* [WHAT IS REQUIRED] Reproduce each record exactly.
[Start of ENTRIES]
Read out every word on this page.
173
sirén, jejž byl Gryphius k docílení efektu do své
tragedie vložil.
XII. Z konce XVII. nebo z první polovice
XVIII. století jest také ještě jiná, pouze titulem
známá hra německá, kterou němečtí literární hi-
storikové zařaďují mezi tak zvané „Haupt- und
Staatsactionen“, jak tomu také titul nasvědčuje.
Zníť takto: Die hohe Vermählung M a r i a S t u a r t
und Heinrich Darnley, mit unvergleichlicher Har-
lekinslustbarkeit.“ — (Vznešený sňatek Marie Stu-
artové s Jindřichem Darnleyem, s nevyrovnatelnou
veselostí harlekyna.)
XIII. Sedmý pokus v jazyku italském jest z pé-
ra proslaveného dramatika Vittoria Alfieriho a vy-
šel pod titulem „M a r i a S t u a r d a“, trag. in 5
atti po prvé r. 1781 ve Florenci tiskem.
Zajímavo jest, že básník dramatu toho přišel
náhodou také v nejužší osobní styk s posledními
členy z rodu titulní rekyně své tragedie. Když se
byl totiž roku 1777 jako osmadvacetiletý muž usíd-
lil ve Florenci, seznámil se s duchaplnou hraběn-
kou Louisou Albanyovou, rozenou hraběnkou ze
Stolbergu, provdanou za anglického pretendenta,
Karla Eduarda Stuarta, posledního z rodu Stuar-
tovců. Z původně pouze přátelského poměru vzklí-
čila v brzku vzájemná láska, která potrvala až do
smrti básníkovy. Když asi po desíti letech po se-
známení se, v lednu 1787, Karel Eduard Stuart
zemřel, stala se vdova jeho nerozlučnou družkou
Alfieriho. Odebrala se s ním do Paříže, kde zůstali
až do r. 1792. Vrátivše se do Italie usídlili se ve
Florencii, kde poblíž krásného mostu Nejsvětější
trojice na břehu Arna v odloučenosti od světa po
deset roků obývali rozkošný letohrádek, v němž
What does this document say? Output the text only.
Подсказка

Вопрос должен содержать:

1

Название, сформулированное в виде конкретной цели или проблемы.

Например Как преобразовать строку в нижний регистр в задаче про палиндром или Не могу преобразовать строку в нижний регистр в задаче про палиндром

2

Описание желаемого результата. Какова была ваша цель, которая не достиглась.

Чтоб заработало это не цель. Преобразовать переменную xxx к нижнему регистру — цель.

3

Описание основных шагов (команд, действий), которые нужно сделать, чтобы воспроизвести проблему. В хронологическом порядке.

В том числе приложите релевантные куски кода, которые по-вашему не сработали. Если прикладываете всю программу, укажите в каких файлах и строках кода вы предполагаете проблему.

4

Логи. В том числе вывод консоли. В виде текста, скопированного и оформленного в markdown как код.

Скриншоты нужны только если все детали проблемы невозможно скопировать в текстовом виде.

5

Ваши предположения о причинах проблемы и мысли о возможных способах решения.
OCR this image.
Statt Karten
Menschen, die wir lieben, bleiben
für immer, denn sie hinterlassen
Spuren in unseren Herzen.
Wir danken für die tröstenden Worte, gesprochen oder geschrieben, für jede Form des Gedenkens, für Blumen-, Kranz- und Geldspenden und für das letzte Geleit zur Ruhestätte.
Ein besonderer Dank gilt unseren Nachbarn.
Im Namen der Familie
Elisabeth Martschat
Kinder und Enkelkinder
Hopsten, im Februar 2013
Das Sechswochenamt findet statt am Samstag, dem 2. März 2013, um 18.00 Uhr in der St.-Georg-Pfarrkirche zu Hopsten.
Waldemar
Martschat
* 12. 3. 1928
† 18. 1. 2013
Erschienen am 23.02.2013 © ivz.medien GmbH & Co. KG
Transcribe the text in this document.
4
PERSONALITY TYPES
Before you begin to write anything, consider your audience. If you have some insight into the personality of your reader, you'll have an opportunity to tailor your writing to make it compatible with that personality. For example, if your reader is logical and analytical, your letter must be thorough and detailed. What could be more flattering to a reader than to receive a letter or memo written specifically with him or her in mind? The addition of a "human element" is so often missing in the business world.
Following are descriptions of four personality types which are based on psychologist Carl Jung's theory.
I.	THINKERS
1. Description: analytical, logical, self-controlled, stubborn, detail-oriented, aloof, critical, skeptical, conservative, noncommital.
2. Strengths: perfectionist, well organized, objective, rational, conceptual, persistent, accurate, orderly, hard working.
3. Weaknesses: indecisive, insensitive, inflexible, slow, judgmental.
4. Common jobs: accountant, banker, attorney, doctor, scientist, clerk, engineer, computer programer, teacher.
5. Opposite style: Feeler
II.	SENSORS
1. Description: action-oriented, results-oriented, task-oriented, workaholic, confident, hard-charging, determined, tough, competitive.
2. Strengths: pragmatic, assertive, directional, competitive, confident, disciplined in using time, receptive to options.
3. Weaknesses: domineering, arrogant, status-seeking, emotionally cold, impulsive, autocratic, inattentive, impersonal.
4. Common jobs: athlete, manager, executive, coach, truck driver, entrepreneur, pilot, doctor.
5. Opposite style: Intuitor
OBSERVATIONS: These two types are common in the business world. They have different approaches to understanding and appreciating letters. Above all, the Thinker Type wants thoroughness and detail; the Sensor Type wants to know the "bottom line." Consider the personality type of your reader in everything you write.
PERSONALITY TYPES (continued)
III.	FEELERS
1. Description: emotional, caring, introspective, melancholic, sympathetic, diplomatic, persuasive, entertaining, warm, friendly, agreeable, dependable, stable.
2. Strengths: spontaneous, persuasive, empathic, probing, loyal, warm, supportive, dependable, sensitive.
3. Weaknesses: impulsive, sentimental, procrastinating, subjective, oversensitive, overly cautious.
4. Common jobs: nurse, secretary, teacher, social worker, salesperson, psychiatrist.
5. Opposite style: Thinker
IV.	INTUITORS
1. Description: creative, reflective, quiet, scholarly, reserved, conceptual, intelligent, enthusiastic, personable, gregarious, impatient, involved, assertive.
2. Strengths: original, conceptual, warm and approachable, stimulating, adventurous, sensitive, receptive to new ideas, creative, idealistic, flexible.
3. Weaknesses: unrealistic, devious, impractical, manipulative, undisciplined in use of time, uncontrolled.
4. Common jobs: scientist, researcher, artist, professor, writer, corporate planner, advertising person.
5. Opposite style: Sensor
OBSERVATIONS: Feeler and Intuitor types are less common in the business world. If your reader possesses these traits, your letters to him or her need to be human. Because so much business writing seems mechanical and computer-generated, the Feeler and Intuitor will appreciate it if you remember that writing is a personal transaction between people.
[End of ENTRIES]
* [ANSWER IN FULL]
Read out every word on this page.
173
sirén, jejž byl Gryphius k docílení efektu do své
tragedie vložil.
XII. Z konce XVII. nebo z první polovice
XVIII. století jest také ještě jiná, pouze titulem
známá hra německá, kterou němečtí literární hi-
storikové zařaďují mezi tak zvané „Haupt- und
Staatsactionen“, jak tomu také titul nasvědčuje.
Zníť takto: Die hohe Vermählung M a r i a S t u a r t
und Heinrich Darnley, mit unvergleichlicher Har-
lekinslustbarkeit.“ — (Vznešený sňatek Marie Stu-
artové s Jindřichem Darnleyem, s nevyrovnatelnou
veselostí harlekyna.)
XIII. Sedmý pokus v jazyku italském jest z pé-
ra proslaveného dramatika Vittoria Alfieriho a vy-
šel pod titulem „M a r i a S t u a r d a“, trag. in 5
atti po prvé r. 1781 ve Florenci tiskem.
Zajímavo jest, že básník dramatu toho přišel
náhodou také v nejužší osobní styk s posledními
členy z rodu titulní rekyně své tragedie. Když se
byl totiž roku 1777 jako osmadvacetiletý muž usíd-
lil ve Florenci, seznámil se s duchaplnou hraběn-
kou Louisou Albanyovou, rozenou hraběnkou ze
Stolbergu, provdanou za anglického pretendenta,
Karla Eduarda Stuarta, posledního z rodu Stuar-
tovců. Z původně pouze přátelského poměru vzklí-
čila v brzku vzájemná láska, která potrvala až do
smrti básníkovy. Když asi po desíti letech po se-
známení se, v lednu 1787, Karel Eduard Stuart
zemřel, stala se vdova jeho nerozlučnou družkou
Alfieriho. Odebrala se s ním do Paříže, kde zůstali
až do r. 1792. Vrátivše se do Italie usídlili se ve
Florencii, kde poblíž krásného mostu Nejsvětější
trojice na břehu Arna v odloučenosti od světa po
deset roků obývali rozkošný letohrádek, v němž
What does this document say? Output the text only.
Подсказка

Вопрос должен содержать:

1

Название, сформулированное в виде конкретной цели или проблемы.

Например Как преобразовать строку в нижний регистр в задаче про палиндром или Не могу преобразовать строку в нижний регистр в задаче про палиндром

2

Описание желаемого результата. Какова была ваша цель, которая не достиглась.

Чтоб заработало это не цель. Преобразовать переменную xxx к нижнему регистру — цель.

3

Описание основных шагов (команд, действий), которые нужно сделать, чтобы воспроизвести проблему. В хронологическом порядке.

В том числе приложите релевантные куски кода, которые по-вашему не сработали. Если прикладываете всю программу, укажите в каких файлах и строках кода вы предполагаете проблему.

4

Логи. В том числе вывод консоли. В виде текста, скопированного и оформленного в markdown как код.

Скриншоты нужны только если все детали проблемы невозможно скопировать в текстовом виде.

5

Ваши предположения о причинах проблемы и мысли о возможных способах решения.
OCR this image.
Statt Karten
Menschen, die wir lieben, bleiben
für immer, denn sie hinterlassen
Spuren in unseren Herzen.
Wir danken für die tröstenden Worte, gesprochen oder geschrieben, für jede Form des Gedenkens, für Blumen-, Kranz- und Geldspenden und für das letzte Geleit zur Ruhestätte.
Ein besonderer Dank gilt unseren Nachbarn.
Im Namen der Familie
Elisabeth Martschat
Kinder und Enkelkinder
Hopsten, im Februar 2013
Das Sechswochenamt findet statt am Samstag, dem 2. März 2013, um 18.00 Uhr in der St.-Georg-Pfarrkirche zu Hopsten.
Waldemar
Martschat
* 12. 3. 1928
† 18. 1. 2013
Erschienen am 23.02.2013 © ivz.medien GmbH & Co. KG
Transcribe the text in this document.
4
PERSONALITY TYPES
Before you begin to write anything, consider your audience. If you have some insight into the personality of your reader, you'll have an opportunity to tailor your writing to make it compatible with that personality. For example, if your reader is logical and analytical, your letter must be thorough and detailed. What could be more flattering to a reader than to receive a letter or memo written specifically with him or her in mind? The addition of a "human element" is so often missing in the business world.
Following are descriptions of four personality types which are based on psychologist Carl Jung's theory.
I.	THINKERS
1. Description: analytical, logical, self-controlled, stubborn, detail-oriented, aloof, critical, skeptical, conservative, noncommital.
2. Strengths: perfectionist, well organized, objective, rational, conceptual, persistent, accurate, orderly, hard working.
3. Weaknesses: indecisive, insensitive, inflexible, slow, judgmental.
4. Common jobs: accountant, banker, attorney, doctor, scientist, clerk, engineer, computer programer, teacher.
5. Opposite style: Feeler
II.	SENSORS
1. Description: action-oriented, results-oriented, task-oriented, workaholic, confident, hard-charging, determined, tough, competitive.
2. Strengths: pragmatic, assertive, directional, competitive, confident, disciplined in using time, receptive to options.
3. Weaknesses: domineering, arrogant, status-seeking, emotionally cold, impulsive, autocratic, inattentive, impersonal.
4. Common jobs: athlete, manager, executive, coach, truck driver, entrepreneur, pilot, doctor.
5. Opposite style: Intuitor
OBSERVATIONS: These two types are common in the business world. They have different approaches to understanding and appreciating letters. Above all, the Thinker Type wants thoroughness and detail; the Sensor Type wants to know the "bottom line." Consider the personality type of your reader in everything you write.
PERSONALITY TYPES (continued)
III.	FEELERS
1. Description: emotional, caring, introspective, melancholic, sympathetic, diplomatic, persuasive, entertaining, warm, friendly, agreeable, dependable, stable.
2. Strengths: spontaneous, persuasive, empathic, probing, loyal, warm, supportive, dependable, sensitive.
3. Weaknesses: impulsive, sentimental, procrastinating, subjective, oversensitive, overly cautious.
4. Common jobs: nurse, secretary, teacher, social worker, salesperson, psychiatrist.
5. Opposite style: Thinker
IV.	INTUITORS
1. Description: creative, reflective, quiet, scholarly, reserved, conceptual, intelligent, enthusiastic, personable, gregarious, impatient, involved, assertive.
2. Strengths: original, conceptual, warm and approachable, stimulating, adventurous, sensitive, receptive to new ideas, creative, idealistic, flexible.
3. Weaknesses: unrealistic, devious, impractical, manipulative, undisciplined in use of time, uncontrolled.
4. Common jobs: scientist, researcher, artist, professor, writer, corporate planner, advertising person.
5. Opposite style: Sensor
OBSERVATIONS: Feeler and Intuitor types are less common in the business world. If your reader possesses these traits, your letters to him or her need to be human. Because so much business writing seems mechanical and computer-generated, the Feeler and Intuitor will appreciate it if you remember that writing is a personal transaction between people.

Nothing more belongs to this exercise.